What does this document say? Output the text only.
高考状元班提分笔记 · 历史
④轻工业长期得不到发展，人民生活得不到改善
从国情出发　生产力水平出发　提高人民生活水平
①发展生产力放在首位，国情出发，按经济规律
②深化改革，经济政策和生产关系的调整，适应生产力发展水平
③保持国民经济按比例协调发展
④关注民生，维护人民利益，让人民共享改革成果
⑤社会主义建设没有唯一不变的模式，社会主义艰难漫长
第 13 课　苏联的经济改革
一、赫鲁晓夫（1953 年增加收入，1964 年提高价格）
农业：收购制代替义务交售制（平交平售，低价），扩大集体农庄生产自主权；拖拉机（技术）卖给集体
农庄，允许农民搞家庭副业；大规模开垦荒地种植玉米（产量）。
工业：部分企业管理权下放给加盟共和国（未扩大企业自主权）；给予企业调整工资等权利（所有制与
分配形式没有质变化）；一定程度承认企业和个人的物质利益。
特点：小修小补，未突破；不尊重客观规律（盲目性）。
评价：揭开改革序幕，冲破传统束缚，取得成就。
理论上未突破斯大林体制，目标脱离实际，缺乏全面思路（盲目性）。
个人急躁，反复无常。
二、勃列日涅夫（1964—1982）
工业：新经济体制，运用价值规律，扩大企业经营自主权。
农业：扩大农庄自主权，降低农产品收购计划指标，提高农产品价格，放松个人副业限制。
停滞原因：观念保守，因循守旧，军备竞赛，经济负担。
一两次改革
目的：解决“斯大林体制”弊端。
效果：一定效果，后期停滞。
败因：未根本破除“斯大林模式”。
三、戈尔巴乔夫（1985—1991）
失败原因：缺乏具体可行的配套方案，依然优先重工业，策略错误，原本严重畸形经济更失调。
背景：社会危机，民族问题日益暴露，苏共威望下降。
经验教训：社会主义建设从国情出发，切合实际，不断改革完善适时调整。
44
━━━━━━━━━━━━━━━━
TASK =>
From the records above, extract everything verbatim.

EXERCISE RESPONSE =>
What does this document say? Output the text only.
高考状元班提分笔记 · 历史
④轻工业长期得不到发展，人民生活得不到改善
从国情出发　生产力水平出发　提高人民生活水平
①发展生产力放在首位，国情出发，按经济规律
②深化改革，经济政策和生产关系的调整，适应生产力发展水平
③保持国民经济按比例协调发展
④关注民生，维护人民利益，让人民共享改革成果
⑤社会主义建设没有唯一不变的模式，社会主义艰难漫长
第 13 课　苏联的经济改革
一、赫鲁晓夫（1953 年增加收入，1964 年提高价格）
农业：收购制代替义务交售制（平交平售，低价），扩大集体农庄生产自主权；拖拉机（技术）卖给集体
农庄，允许农民搞家庭副业；大规模开垦荒地种植玉米（产量）。
工业：部分企业管理权下放给加盟共和国（未扩大企业自主权）；给予企业调整工资等权利（所有制与
分配形式没有质变化）；一定程度承认企业和个人的物质利益。
特点：小修小补，未突破；不尊重客观规律（盲目性）。
评价：揭开改革序幕，冲破传统束缚，取得成就。
理论上未突破斯大林体制，目标脱离实际，缺乏全面思路（盲目性）。
个人急躁，反复无常。
二、勃列日涅夫（1964—1982）
工业：新经济体制，运用价值规律，扩大企业经营自主权。
农业：扩大农庄自主权，降低农产品收购计划指标，提高农产品价格，放松个人副业限制。
停滞原因：观念保守，因循守旧，军备竞赛，经济负担。
一两次改革
目的：解决“斯大林体制”弊端。
效果：一定效果，后期停滞。
败因：未根本破除“斯大林模式”。
三、戈尔巴乔夫（1985—1991）
失败原因：缺乏具体可行的配套方案，依然优先重工业，策略错误，原本严重畸形经济更失调。
背景：社会危机，民族问题日益暴露，苏共威望下降。
经验教训：社会主义建设从国情出发，切合实际，不断改革完善适时调整。
44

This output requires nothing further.